* GOAL
In the data below, find the line with "Read all visible content and emit it as JSON." and output it along with every later line, exactly, but not the pictures.

* ENTRIES SHOWN

------------------------------------------------------------

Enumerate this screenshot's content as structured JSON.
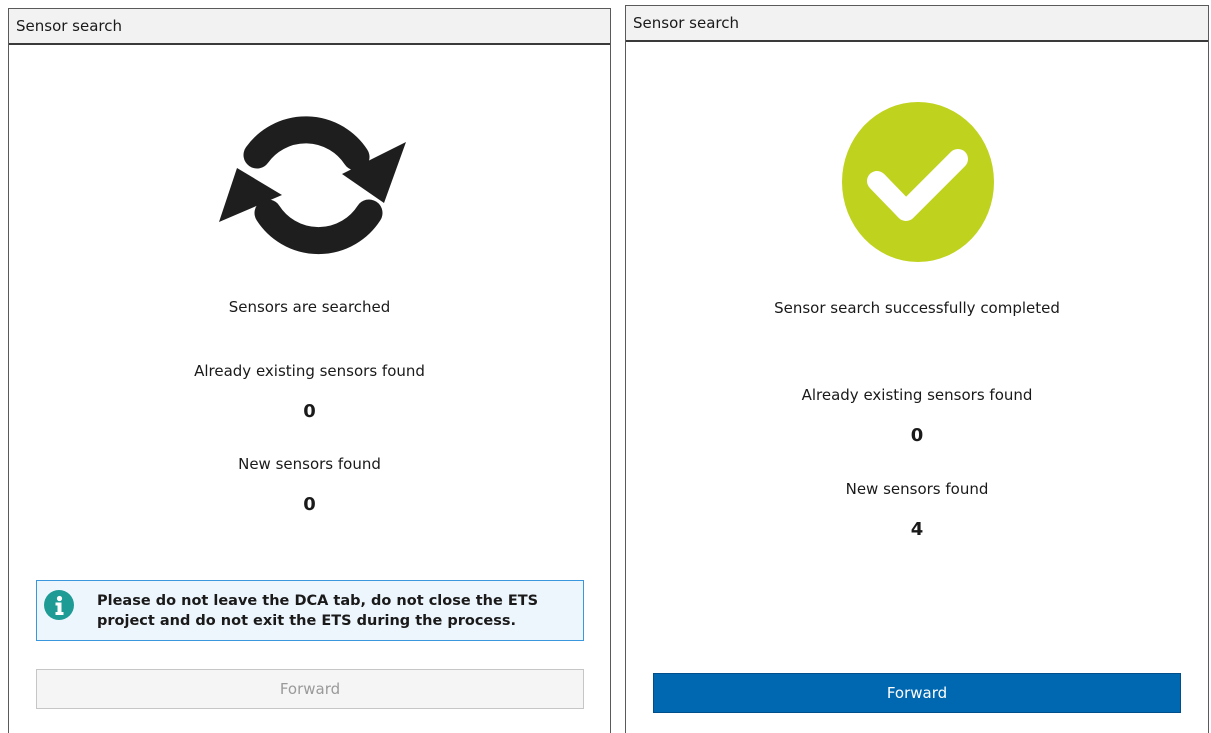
{
  "left_panel": {
    "title": "Sensor search",
    "status_icon": "refresh-icon",
    "status_text": "Sensors are searched",
    "existing_label": "Already existing sensors found",
    "existing_count": "0",
    "new_label": "New sensors found",
    "new_count": "0",
    "info_icon": "info-icon",
    "info_message": "Please do not leave the DCA tab, do not close the ETS project and do not exit the ETS during the process.",
    "forward_label": "Forward",
    "forward_enabled": false
  },
  "right_panel": {
    "title": "Sensor search",
    "status_icon": "checkmark-icon",
    "status_text": "Sensor search successfully completed",
    "existing_label": "Already existing sensors found",
    "existing_count": "0",
    "new_label": "New sensors found",
    "new_count": "4",
    "forward_label": "Forward",
    "forward_enabled": true
  },
  "colors": {
    "success": "#bfd21e",
    "primary_button": "#0067b1",
    "info_border": "#3a96dd",
    "info_background": "#eef6fd",
    "info_icon": "#1f9b96"
  }
}
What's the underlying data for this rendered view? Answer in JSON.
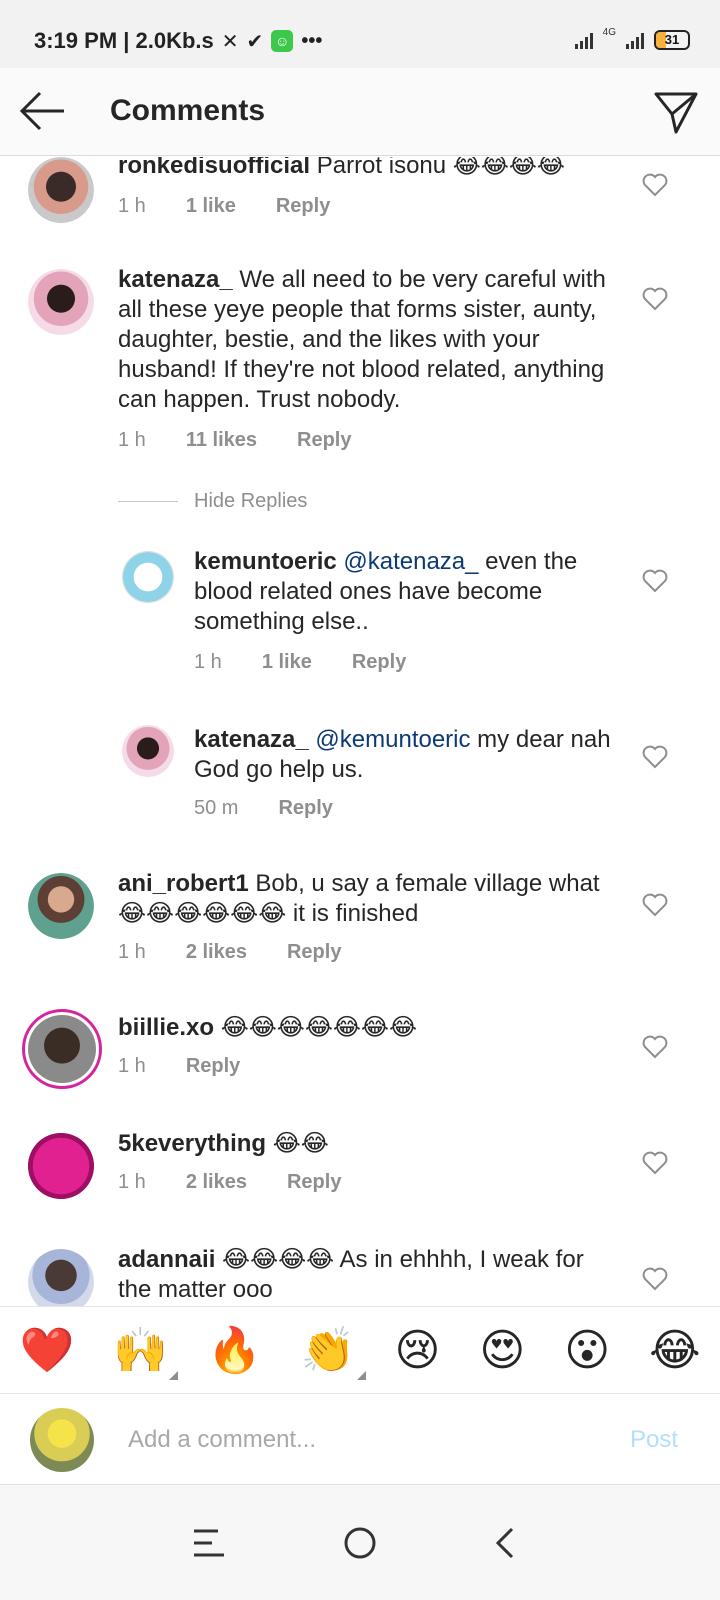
{
  "status_bar": {
    "time_speed": "3:19 PM | 2.0Kb.s",
    "battery": "31",
    "battery_level": 0.31,
    "network": "4G"
  },
  "header": {
    "title": "Comments"
  },
  "comments": [
    {
      "username": "ronkedisuofficial",
      "text": " Parrot isonu 😂😂😂😂",
      "time": "1 h",
      "likes": "1 like",
      "reply": "Reply"
    },
    {
      "username": "katenaza_",
      "text": " We all need to be very careful with all these yeye people that forms sister, aunty, daughter, bestie, and the likes with your husband! If they're not blood related, anything can happen. Trust nobody.",
      "time": "1 h",
      "likes": "11 likes",
      "reply": "Reply",
      "hide_replies": "Hide Replies",
      "replies": [
        {
          "username": "kemuntoeric",
          "mention": " @katenaza_",
          "text": " even the blood related ones have become something else..",
          "time": "1 h",
          "likes": "1 like",
          "reply": "Reply"
        },
        {
          "username": "katenaza_",
          "mention": " @kemuntoeric",
          "text": " my dear nah God go help us.",
          "time": "50 m",
          "reply": "Reply"
        }
      ]
    },
    {
      "username": "ani_robert1",
      "text": " Bob, u say a female village what 😂😂😂😂😂😂 it is finished",
      "time": "1 h",
      "likes": "2 likes",
      "reply": "Reply"
    },
    {
      "username": "biillie.xo",
      "text": " 😂😂😂😂😂😂😂",
      "time": "1 h",
      "reply": "Reply"
    },
    {
      "username": "5keverything",
      "text": " 😂😂",
      "time": "1 h",
      "likes": "2 likes",
      "reply": "Reply"
    },
    {
      "username": "adannaii",
      "text": " 😂😂😂😂 As in ehhhh, I weak for the matter ooo"
    }
  ],
  "emoji_bar": [
    "❤️",
    "🙌",
    "🔥",
    "👏",
    "😢",
    "😍",
    "😮",
    "😂"
  ],
  "composer": {
    "placeholder": "Add a comment...",
    "post_label": "Post"
  },
  "icons": {
    "back": "arrow-left-icon",
    "send": "paper-plane-icon",
    "like": "heart-outline-icon",
    "nav_menu": "menu-icon",
    "nav_home": "circle-home-icon",
    "nav_back": "chevron-left-icon"
  },
  "colors": {
    "text": "#262626",
    "meta": "#8e8e8e",
    "mention": "#0d3a75",
    "post_disabled": "#b2dffc",
    "story_ring": "#d6249f"
  }
}
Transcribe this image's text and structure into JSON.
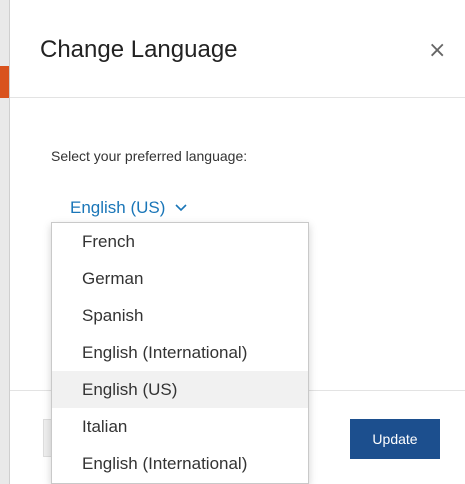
{
  "modal": {
    "title": "Change Language",
    "close_glyph": "×",
    "prompt": "Select your preferred language:",
    "selected_language": "English (US)",
    "update_label": "Update"
  },
  "dropdown": {
    "options": [
      {
        "label": "French"
      },
      {
        "label": "German"
      },
      {
        "label": "Spanish"
      },
      {
        "label": "English (International)"
      },
      {
        "label": "English (US)",
        "selected": true
      },
      {
        "label": "Italian"
      },
      {
        "label": "English (International)"
      }
    ]
  },
  "colors": {
    "accent_link": "#1a76b8",
    "primary_button": "#1c4f8e",
    "background_accent": "#d9531e"
  },
  "icons": {
    "close": "close-icon",
    "chevron": "chevron-down-icon"
  }
}
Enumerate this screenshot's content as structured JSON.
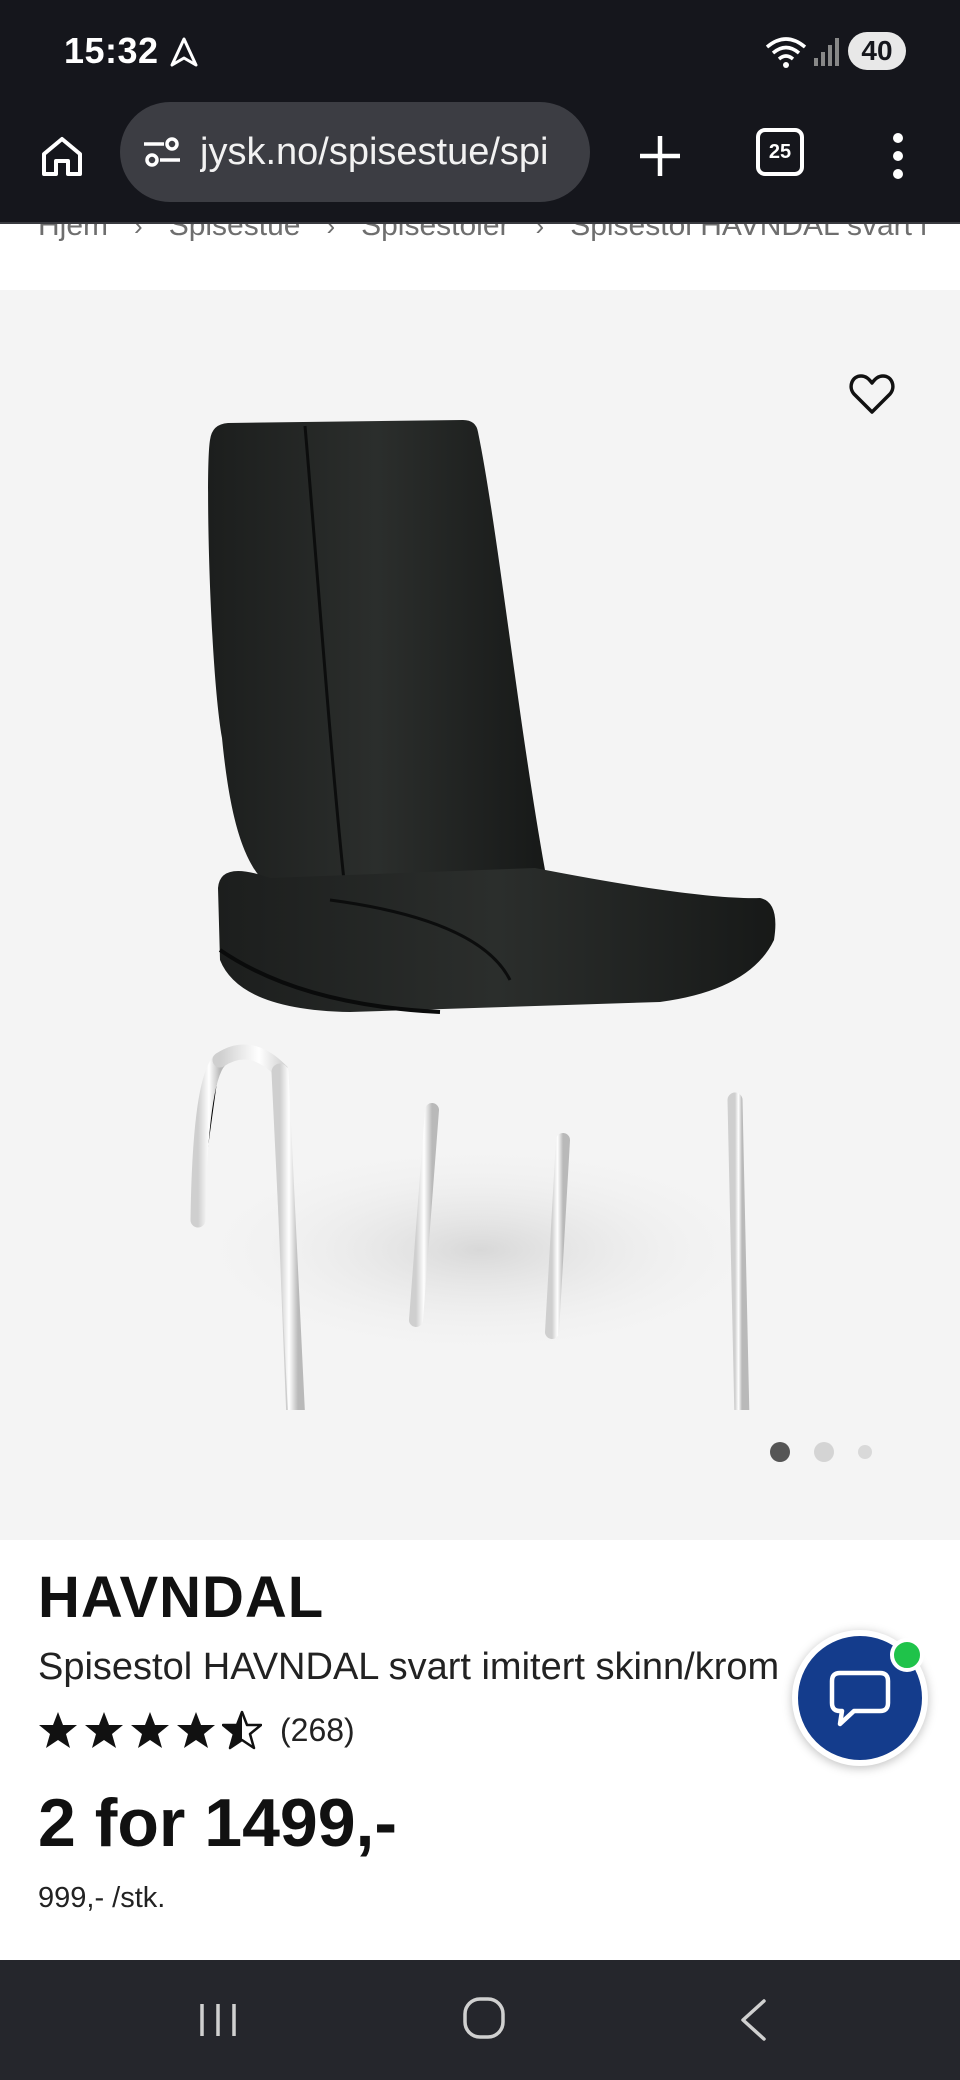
{
  "status_bar": {
    "time": "15:32",
    "battery": "40",
    "icons": [
      "navigation-arrow-icon",
      "wifi-icon",
      "signal-icon",
      "battery-icon"
    ]
  },
  "browser": {
    "url": "jysk.no/spisestue/spi",
    "tab_count": "25",
    "icons": [
      "home-icon",
      "site-settings-icon",
      "plus-icon",
      "tabs-icon",
      "menu-dots-icon"
    ]
  },
  "breadcrumb": {
    "items": [
      "Hjem",
      "Spisestue",
      "Spisestoler",
      "Spisestol HAVNDAL svart i"
    ],
    "separator": "›"
  },
  "product": {
    "brand": "HAVNDAL",
    "description": "Spisestol HAVNDAL svart imitert skinn/krom",
    "rating_value": 4.5,
    "review_count": "(268)",
    "price": "2 for 1499,-",
    "unit_price": "999,- /stk.",
    "image_index": 1,
    "image_count": 3
  },
  "colors": {
    "chat_blue": "#143c8c",
    "online_green": "#1fc34a",
    "status_bar_bg": "#15161c",
    "image_bg": "#f4f4f4"
  }
}
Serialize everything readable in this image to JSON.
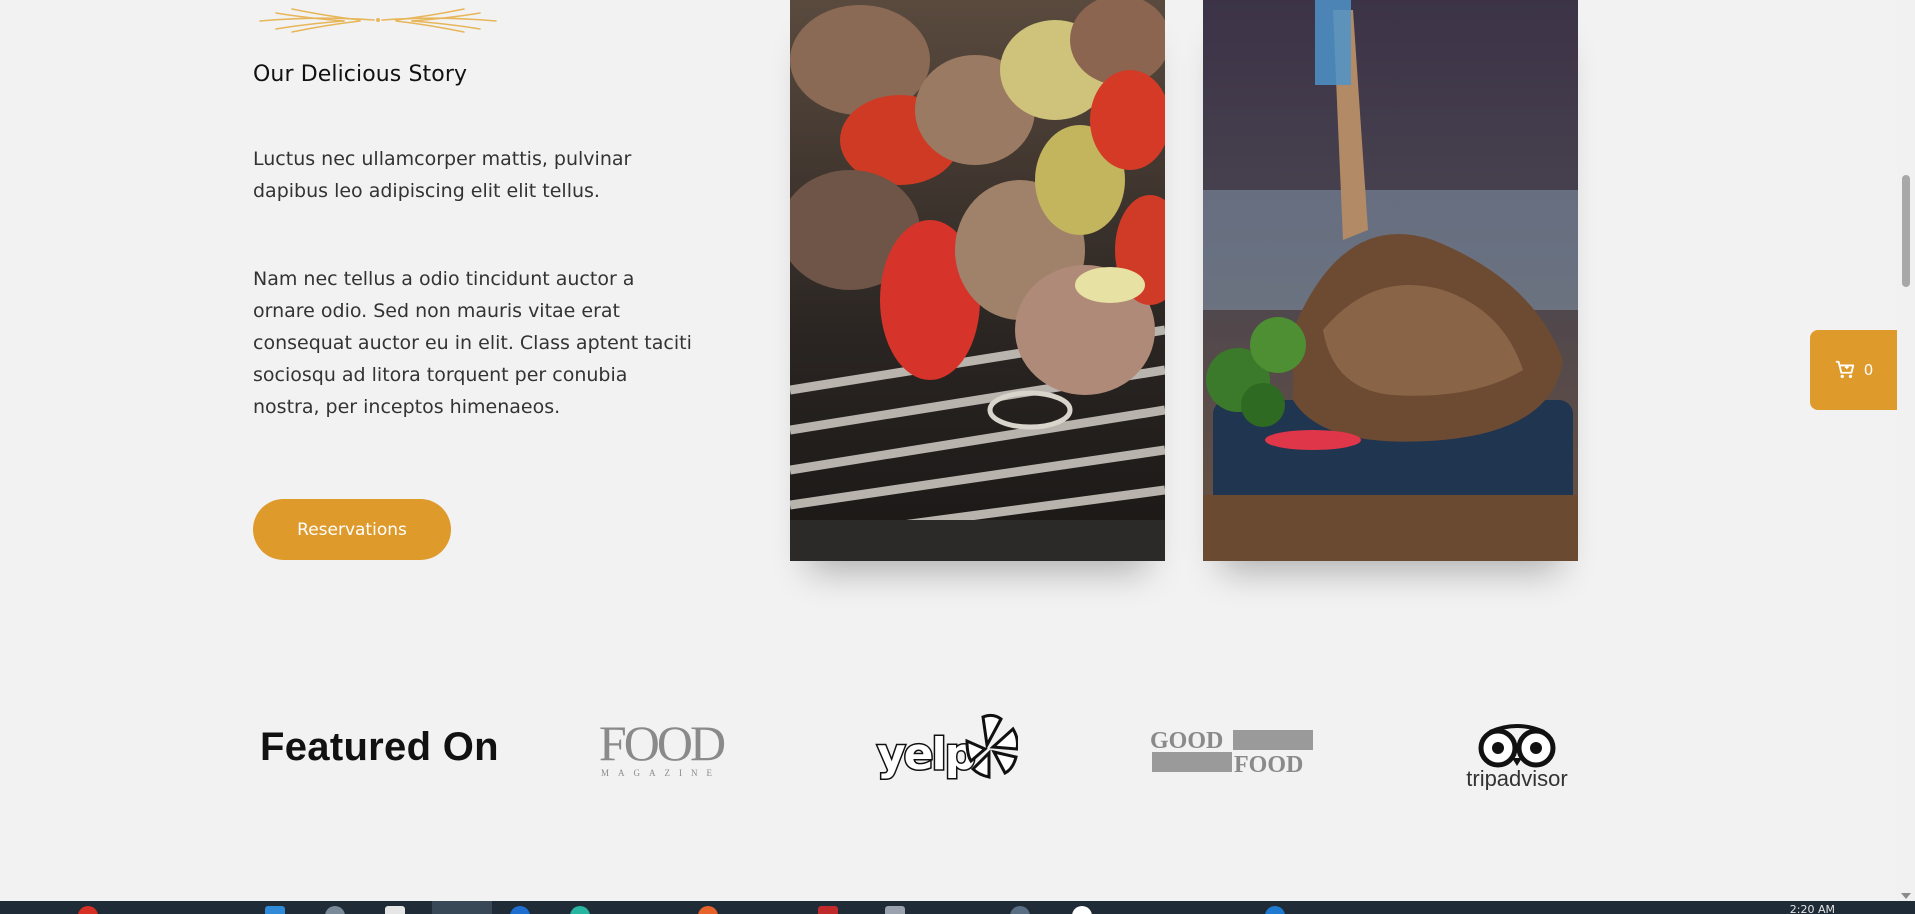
{
  "story": {
    "title": "Our Delicious Story",
    "paragraph1": "Luctus nec ullamcorper mattis, pulvinar dapibus leo adipiscing elit elit tellus.",
    "paragraph2": "Nam nec tellus a odio tincidunt auctor a ornare odio. Sed non mauris vitae erat consequat auctor eu in elit. Class aptent taciti sociosqu ad litora torquent per conubia nostra, per inceptos himenaeos.",
    "button_label": "Reservations"
  },
  "featured": {
    "heading": "Featured On",
    "logos": [
      {
        "name": "food-magazine-logo",
        "text": "FOOD",
        "subtext": "MAGAZINE"
      },
      {
        "name": "yelp-logo",
        "text": "yelp"
      },
      {
        "name": "good-food-logo",
        "text_top": "GOOD",
        "text_bottom": "FOOD"
      },
      {
        "name": "tripadvisor-logo",
        "text": "tripadvisor"
      }
    ]
  },
  "cart": {
    "icon": "cart-icon",
    "count": "0"
  },
  "taskbar": {
    "clock": "2:20 AM"
  },
  "colors": {
    "accent": "#df9a2c",
    "background": "#f2f2f2",
    "taskbar": "#1f2b36"
  }
}
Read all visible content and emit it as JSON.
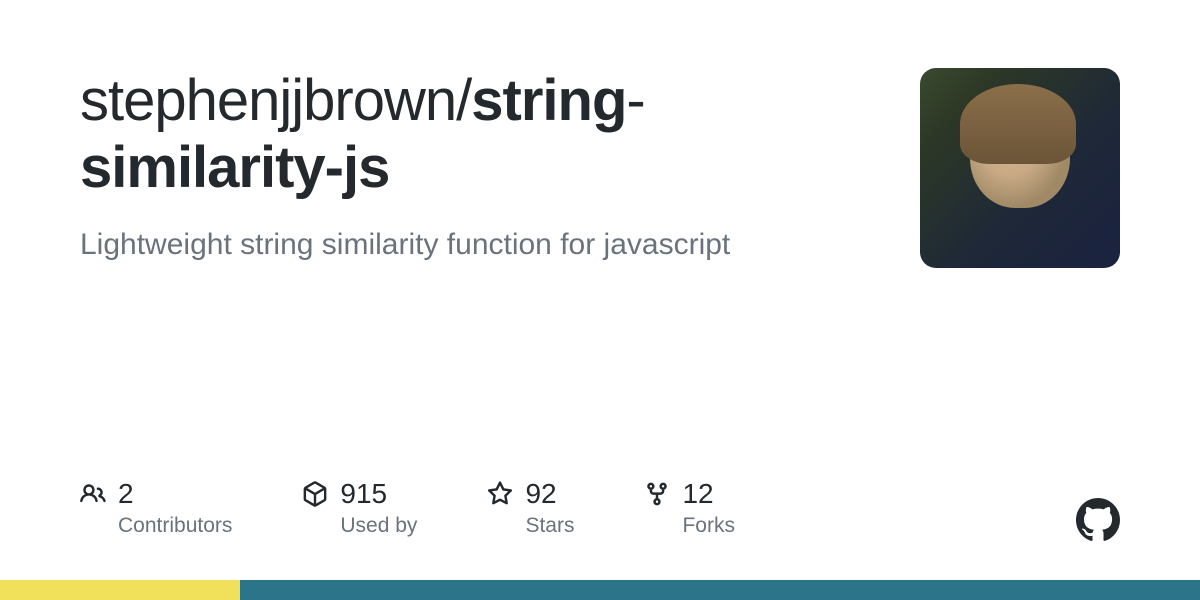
{
  "repo": {
    "owner": "stephenjjbrown",
    "separator": "/",
    "name_part1": "string",
    "name_part2": "similarity-js",
    "description": "Lightweight string similarity function for javascript"
  },
  "stats": {
    "contributors": {
      "value": "2",
      "label": "Contributors"
    },
    "used_by": {
      "value": "915",
      "label": "Used by"
    },
    "stars": {
      "value": "92",
      "label": "Stars"
    },
    "forks": {
      "value": "12",
      "label": "Forks"
    }
  },
  "language_bar": [
    {
      "color": "#f1e05a",
      "percent": 20
    },
    {
      "color": "#2b7489",
      "percent": 80
    }
  ]
}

------------------------------------------------------------

* FINISHED EXERCISE
Read all visible content and emit it as JSON.
{
  "repo": {
    "owner": "stephenjjbrown",
    "separator": "/",
    "name_part1": "string",
    "name_part2": "similarity-js",
    "description": "Lightweight string similarity function for javascript"
  },
  "stats": {
    "contributors": {
      "value": "2",
      "label": "Contributors"
    },
    "used_by": {
      "value": "915",
      "label": "Used by"
    },
    "stars": {
      "value": "92",
      "label": "Stars"
    },
    "forks": {
      "value": "12",
      "label": "Forks"
    }
  },
  "language_bar": [
    {
      "color": "#f1e05a",
      "percent": 20
    },
    {
      "color": "#2b7489",
      "percent": 80
    }
  ]
}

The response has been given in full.